_Exercise directions_
Please turn the lines below into a JSON list of strings, with one string for each line and no entries for blank lines.

++++++++

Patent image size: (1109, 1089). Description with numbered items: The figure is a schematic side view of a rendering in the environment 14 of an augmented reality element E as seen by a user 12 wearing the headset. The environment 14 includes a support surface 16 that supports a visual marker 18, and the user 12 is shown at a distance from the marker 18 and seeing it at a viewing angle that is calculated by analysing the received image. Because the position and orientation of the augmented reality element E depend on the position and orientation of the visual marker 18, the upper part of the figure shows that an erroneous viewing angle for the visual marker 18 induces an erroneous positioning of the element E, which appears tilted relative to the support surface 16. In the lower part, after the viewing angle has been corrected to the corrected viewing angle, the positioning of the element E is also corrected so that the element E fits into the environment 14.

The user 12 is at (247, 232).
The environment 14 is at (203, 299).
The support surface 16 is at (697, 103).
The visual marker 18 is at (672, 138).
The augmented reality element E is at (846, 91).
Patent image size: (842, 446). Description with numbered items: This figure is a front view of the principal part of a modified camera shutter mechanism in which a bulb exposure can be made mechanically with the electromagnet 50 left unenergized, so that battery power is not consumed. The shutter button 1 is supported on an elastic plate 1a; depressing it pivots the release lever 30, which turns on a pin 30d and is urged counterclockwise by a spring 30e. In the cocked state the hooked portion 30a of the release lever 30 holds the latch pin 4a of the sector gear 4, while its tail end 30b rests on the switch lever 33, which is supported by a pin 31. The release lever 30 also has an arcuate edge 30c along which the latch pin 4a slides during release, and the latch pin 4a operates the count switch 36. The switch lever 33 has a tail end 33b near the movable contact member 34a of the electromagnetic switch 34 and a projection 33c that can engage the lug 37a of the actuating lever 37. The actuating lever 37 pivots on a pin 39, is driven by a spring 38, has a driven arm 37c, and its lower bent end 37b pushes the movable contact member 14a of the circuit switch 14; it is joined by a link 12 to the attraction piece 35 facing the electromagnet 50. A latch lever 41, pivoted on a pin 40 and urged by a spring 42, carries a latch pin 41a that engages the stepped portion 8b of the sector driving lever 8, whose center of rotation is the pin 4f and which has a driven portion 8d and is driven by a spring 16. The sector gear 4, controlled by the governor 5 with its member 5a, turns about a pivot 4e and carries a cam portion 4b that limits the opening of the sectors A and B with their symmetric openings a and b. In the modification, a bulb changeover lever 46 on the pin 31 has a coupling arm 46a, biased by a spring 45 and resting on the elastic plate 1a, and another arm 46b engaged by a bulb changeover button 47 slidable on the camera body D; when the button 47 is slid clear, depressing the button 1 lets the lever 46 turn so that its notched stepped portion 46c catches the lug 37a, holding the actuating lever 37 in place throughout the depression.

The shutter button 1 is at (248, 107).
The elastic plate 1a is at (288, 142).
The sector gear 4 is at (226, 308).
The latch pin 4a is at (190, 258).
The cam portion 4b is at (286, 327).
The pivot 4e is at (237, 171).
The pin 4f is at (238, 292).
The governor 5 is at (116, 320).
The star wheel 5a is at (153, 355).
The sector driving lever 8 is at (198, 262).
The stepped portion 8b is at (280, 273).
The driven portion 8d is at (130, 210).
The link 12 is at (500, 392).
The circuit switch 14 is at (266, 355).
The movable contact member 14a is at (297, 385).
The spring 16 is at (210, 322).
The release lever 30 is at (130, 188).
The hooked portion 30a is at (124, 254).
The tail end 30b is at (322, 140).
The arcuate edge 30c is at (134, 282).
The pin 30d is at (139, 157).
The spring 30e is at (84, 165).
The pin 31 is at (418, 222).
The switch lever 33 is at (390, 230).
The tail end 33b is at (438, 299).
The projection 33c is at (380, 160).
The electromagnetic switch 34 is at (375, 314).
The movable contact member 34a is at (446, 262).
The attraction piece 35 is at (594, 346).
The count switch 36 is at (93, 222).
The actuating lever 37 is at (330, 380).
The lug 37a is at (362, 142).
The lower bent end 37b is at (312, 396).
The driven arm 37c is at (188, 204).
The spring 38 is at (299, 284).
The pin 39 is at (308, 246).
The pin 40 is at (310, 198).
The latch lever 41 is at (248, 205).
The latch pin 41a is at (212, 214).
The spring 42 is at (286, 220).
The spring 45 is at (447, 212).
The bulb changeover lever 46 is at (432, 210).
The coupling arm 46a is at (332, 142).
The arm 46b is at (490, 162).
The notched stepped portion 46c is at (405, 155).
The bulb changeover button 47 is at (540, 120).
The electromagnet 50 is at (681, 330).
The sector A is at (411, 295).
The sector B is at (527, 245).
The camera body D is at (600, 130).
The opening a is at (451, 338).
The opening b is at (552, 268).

++++++++

_The answer_
[
  "Patent image size: (1109, 1089). Description with numbered items: The figure is a schematic side view of a rendering in the environment 14 of an augmented reality element E as seen by a user 12 wearing the headset. The environment 14 includes a support surface 16 that supports a visual marker 18, and the user 12 is shown at a distance from the marker 18 and seeing it at a viewing angle that is calculated by analysing the received image. Because the position and orientation of the augmented reality element E depend on the position and orientation of the visual marker 18, the upper part of the figure shows that an erroneous viewing angle for the visual marker 18 induces an erroneous positioning of the element E, which appears tilted relative to the support surface 16. In the lower part, after the viewing angle has been corrected to the corrected viewing angle, the positioning of the element E is also corrected so that the element E fits into the environment 14.",
  "The user 12 is at (247, 232).",
  "The environment 14 is at (203, 299).",
  "The support surface 16 is at (697, 103).",
  "The visual marker 18 is at (672, 138).",
  "The augmented reality element E is at (846, 91).",
  "Patent image size: (842, 446). Description with numbered items: This figure is a front view of the principal part of a modified camera shutter mechanism in which a bulb exposure can be made mechanically with the electromagnet 50 left unenergized, so that battery power is not consumed. The shutter button 1 is supported on an elastic plate 1a; depressing it pivots the release lever 30, which turns on a pin 30d and is urged counterclockwise by a spring 30e. In the cocked state the hooked portion 30a of the release lever 30 holds the latch pin 4a of the sector gear 4, while its tail end 30b rests on the switch lever 33, which is supported by a pin 31. The release lever 30 also has an arcuate edge 30c along which the latch pin 4a slides during release, and the latch pin 4a operates the count switch 36. The switch lever 33 has a tail end 33b near the movable contact member 34a of the electromagnetic switch 34 and a projection 33c that can engage the lug 37a of the actuating lever 37. The actuating lever 37 pivots on a pin 39, is driven by a spring 38, has a driven arm 37c, and its lower bent end 37b pushes the movable contact member 14a of the circuit switch 14; it is joined by a link 12 to the attraction piece 35 facing the electromagnet 50. A latch lever 41, pivoted on a pin 40 and urged by a spring 42, carries a latch pin 41a that engages the stepped portion 8b of the sector driving lever 8, whose center of rotation is the pin 4f and which has a driven portion 8d and is driven by a spring 16. The sector gear 4, controlled by the governor 5 with its member 5a, turns about a pivot 4e and carries a cam portion 4b that limits the opening of the sectors A and B with their symmetric openings a and b. In the modification, a bulb changeover lever 46 on the pin 31 has a coupling arm 46a, biased by a spring 45 and resting on the elastic plate 1a, and another arm 46b engaged by a bulb changeover button 47 slidable on the camera body D; when the button 47 is slid clear, depressing the button 1 lets the lever 46 turn so that its notched stepped portion 46c catches the lug 37a, holding the actuating lever 37 in place throughout the depression.",
  "The shutter button 1 is at (248, 107).",
  "The elastic plate 1a is at (288, 142).",
  "The sector gear 4 is at (226, 308).",
  "The latch pin 4a is at (190, 258).",
  "The cam portion 4b is at (286, 327).",
  "The pivot 4e is at (237, 171).",
  "The pin 4f is at (238, 292).",
  "The governor 5 is at (116, 320).",
  "The star wheel 5a is at (153, 355).",
  "The sector driving lever 8 is at (198, 262).",
  "The stepped portion 8b is at (280, 273).",
  "The driven portion 8d is at (130, 210).",
  "The link 12 is at (500, 392).",
  "The circuit switch 14 is at (266, 355).",
  "The movable contact member 14a is at (297, 385).",
  "The spring 16 is at (210, 322).",
  "The release lever 30 is at (130, 188).",
  "The hooked portion 30a is at (124, 254).",
  "The tail end 30b is at (322, 140).",
  "The arcuate edge 30c is at (134, 282).",
  "The pin 30d is at (139, 157).",
  "The spring 30e is at (84, 165).",
  "The pin 31 is at (418, 222).",
  "The switch lever 33 is at (390, 230).",
  "The tail end 33b is at (438, 299).",
  "The projection 33c is at (380, 160).",
  "The electromagnetic switch 34 is at (375, 314).",
  "The movable contact member 34a is at (446, 262).",
  "The attraction piece 35 is at (594, 346).",
  "The count switch 36 is at (93, 222).",
  "The actuating lever 37 is at (330, 380).",
  "The lug 37a is at (362, 142).",
  "The lower bent end 37b is at (312, 396).",
  "The driven arm 37c is at (188, 204).",
  "The spring 38 is at (299, 284).",
  "The pin 39 is at (308, 246).",
  "The pin 40 is at (310, 198).",
  "The latch lever 41 is at (248, 205).",
  "The latch pin 41a is at (212, 214).",
  "The spring 42 is at (286, 220).",
  "The spring 45 is at (447, 212).",
  "The bulb changeover lever 46 is at (432, 210).",
  "The coupling arm 46a is at (332, 142).",
  "The arm 46b is at (490, 162).",
  "The notched stepped portion 46c is at (405, 155).",
  "The bulb changeover button 47 is at (540, 120).",
  "The electromagnet 50 is at (681, 330).",
  "The sector A is at (411, 295).",
  "The sector B is at (527, 245).",
  "The camera body D is at (600, 130).",
  "The opening a is at (451, 338).",
  "The opening b is at (552, 268)."
]